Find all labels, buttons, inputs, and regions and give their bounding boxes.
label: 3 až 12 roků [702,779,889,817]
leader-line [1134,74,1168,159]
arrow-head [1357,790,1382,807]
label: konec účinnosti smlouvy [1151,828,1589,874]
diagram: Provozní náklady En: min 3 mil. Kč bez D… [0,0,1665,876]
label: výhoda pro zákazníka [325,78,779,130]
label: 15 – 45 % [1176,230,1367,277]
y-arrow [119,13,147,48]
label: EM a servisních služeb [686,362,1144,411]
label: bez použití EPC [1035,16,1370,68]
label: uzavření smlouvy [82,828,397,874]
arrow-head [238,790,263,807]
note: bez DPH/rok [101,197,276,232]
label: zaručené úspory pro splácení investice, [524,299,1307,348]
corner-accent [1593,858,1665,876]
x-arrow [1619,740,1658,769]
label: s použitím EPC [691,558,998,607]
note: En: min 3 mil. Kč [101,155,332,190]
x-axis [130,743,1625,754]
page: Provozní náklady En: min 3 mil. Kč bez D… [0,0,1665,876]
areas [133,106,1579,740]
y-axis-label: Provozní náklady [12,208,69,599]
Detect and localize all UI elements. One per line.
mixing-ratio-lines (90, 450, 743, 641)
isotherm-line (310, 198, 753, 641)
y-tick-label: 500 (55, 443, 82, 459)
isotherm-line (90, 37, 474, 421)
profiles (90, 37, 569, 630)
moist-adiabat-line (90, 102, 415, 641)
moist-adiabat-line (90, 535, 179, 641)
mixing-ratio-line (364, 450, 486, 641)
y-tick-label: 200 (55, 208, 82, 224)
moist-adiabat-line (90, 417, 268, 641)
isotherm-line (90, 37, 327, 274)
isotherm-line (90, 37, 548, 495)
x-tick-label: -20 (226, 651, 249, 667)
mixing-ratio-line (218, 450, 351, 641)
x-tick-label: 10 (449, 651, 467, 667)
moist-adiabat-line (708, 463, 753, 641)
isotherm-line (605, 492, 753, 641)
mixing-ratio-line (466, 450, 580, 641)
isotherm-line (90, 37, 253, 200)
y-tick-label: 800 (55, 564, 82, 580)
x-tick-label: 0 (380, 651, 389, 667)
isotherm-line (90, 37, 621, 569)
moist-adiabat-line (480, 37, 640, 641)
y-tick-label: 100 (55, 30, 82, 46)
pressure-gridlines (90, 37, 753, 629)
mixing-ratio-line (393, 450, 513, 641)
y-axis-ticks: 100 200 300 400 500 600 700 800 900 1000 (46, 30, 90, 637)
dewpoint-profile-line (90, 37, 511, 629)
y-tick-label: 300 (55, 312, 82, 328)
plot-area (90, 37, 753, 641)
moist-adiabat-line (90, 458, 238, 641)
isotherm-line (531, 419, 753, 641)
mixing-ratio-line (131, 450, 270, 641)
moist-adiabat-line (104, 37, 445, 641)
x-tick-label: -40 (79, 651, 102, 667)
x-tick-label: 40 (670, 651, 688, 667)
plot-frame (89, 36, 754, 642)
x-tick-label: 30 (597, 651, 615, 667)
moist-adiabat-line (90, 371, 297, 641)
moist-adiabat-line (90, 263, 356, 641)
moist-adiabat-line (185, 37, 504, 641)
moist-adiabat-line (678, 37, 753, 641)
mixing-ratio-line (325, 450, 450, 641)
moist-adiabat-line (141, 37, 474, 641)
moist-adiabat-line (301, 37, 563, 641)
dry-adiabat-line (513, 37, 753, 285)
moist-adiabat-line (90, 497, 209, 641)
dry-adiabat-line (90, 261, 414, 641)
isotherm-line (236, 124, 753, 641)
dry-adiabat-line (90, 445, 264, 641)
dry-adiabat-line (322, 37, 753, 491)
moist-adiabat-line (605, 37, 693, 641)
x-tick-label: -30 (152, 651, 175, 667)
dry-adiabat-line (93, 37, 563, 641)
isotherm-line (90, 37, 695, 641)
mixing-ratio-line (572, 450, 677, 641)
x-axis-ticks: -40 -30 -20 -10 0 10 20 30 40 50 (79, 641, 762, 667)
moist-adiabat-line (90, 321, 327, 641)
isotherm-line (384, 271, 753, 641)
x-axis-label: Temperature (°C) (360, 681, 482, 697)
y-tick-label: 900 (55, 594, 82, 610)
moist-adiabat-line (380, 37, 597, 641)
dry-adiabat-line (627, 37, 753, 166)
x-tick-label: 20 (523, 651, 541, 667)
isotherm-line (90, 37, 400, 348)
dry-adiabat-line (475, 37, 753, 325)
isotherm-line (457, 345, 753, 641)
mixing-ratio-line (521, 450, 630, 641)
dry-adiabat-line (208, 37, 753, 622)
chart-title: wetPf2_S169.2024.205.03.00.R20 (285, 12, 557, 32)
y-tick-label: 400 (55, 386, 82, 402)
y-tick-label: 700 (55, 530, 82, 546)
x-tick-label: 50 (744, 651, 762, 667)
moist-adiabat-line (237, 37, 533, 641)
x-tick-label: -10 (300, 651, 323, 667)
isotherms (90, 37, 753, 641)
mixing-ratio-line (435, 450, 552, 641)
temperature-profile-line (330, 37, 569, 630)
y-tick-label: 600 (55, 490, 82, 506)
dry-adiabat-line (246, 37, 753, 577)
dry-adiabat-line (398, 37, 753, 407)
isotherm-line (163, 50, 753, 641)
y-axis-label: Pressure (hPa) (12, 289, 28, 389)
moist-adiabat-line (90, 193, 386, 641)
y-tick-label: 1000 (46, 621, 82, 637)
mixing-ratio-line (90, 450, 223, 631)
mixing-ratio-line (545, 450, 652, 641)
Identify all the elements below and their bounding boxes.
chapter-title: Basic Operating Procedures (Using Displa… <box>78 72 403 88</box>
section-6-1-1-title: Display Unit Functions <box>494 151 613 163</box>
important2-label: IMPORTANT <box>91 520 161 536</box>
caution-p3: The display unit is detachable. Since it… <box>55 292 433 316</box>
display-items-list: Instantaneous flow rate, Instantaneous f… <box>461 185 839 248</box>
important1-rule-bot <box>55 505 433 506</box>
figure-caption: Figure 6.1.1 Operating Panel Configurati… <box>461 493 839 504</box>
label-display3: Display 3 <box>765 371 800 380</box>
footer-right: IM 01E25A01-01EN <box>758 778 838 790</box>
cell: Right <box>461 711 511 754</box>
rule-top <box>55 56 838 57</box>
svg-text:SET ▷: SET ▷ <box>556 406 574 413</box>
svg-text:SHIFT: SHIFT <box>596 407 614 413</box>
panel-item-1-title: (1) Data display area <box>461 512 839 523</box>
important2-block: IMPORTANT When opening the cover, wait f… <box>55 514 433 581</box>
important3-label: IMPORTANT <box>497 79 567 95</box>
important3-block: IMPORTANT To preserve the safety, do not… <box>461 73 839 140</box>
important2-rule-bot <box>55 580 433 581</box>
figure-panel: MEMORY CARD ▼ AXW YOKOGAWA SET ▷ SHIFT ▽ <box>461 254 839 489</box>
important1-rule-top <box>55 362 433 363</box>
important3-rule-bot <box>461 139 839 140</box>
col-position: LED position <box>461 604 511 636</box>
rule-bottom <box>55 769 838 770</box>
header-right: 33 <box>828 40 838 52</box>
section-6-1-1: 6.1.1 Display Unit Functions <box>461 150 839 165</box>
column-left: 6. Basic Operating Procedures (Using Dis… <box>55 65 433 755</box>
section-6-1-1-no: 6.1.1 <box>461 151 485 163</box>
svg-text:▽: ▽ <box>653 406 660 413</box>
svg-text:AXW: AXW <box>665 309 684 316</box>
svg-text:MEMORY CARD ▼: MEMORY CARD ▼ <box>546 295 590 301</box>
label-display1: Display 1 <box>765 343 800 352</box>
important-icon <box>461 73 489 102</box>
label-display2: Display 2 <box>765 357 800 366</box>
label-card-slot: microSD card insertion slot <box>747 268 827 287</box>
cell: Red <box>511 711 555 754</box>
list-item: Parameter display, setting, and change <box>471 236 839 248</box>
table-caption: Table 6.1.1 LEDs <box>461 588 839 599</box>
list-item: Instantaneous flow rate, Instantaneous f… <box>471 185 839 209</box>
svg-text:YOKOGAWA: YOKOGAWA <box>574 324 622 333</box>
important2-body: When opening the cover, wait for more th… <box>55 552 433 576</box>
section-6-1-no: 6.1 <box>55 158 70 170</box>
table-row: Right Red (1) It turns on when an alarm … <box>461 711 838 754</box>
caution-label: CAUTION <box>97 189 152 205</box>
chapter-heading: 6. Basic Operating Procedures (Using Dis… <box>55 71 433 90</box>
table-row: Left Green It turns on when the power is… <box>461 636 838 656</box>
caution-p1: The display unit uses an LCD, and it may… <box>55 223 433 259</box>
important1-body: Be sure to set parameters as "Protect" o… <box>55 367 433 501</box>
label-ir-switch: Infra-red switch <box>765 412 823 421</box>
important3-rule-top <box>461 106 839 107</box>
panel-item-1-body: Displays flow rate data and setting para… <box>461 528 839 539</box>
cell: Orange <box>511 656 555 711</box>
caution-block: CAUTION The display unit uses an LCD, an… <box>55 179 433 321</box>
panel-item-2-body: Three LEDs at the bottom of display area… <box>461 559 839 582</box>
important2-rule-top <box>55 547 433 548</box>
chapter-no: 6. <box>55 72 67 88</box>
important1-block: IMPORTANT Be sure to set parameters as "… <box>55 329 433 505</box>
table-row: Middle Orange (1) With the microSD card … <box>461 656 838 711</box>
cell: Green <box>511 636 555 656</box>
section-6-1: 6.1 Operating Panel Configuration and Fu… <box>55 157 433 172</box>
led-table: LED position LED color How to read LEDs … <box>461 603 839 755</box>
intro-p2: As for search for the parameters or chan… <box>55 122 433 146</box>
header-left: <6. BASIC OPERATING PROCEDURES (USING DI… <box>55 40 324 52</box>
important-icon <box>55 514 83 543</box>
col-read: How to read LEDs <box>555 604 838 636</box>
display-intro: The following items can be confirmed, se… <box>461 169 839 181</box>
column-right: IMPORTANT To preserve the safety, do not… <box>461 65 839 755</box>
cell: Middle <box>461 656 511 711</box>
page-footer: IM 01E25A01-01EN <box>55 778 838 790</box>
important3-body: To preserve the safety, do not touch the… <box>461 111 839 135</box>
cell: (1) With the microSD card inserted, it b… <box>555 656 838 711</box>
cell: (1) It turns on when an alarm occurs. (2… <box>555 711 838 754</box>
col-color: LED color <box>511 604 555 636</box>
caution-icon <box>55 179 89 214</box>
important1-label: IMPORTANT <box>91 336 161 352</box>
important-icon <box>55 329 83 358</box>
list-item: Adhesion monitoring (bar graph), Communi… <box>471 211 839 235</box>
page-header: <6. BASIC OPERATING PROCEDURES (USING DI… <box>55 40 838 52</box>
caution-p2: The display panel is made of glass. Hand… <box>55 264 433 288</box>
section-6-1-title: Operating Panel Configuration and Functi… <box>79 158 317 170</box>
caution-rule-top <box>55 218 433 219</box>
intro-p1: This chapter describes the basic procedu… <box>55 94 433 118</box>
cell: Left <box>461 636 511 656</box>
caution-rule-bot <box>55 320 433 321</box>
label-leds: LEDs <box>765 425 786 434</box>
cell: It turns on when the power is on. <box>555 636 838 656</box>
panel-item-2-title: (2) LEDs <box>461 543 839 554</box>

_ _ _ _

Could you copy out, word for word, the data above, from its first line through the line that contains "label: EM a", with both of those lines included?

## Answer to this exercise
Find all labels, buttons, inputs, and regions and give their bounding boxes.
label: 3 až 12 roků [702,779,889,817]
leader-line [1134,74,1168,159]
arrow-head [1357,790,1382,807]
label: konec účinnosti smlouvy [1151,828,1589,874]
diagram: Provozní náklady En: min 3 mil. Kč bez D… [0,0,1665,876]
label: výhoda pro zákazníka [325,78,779,130]
label: 15 – 45 % [1176,230,1367,277]
y-arrow [119,13,147,48]
label: EM a servisních služeb [686,362,1144,411]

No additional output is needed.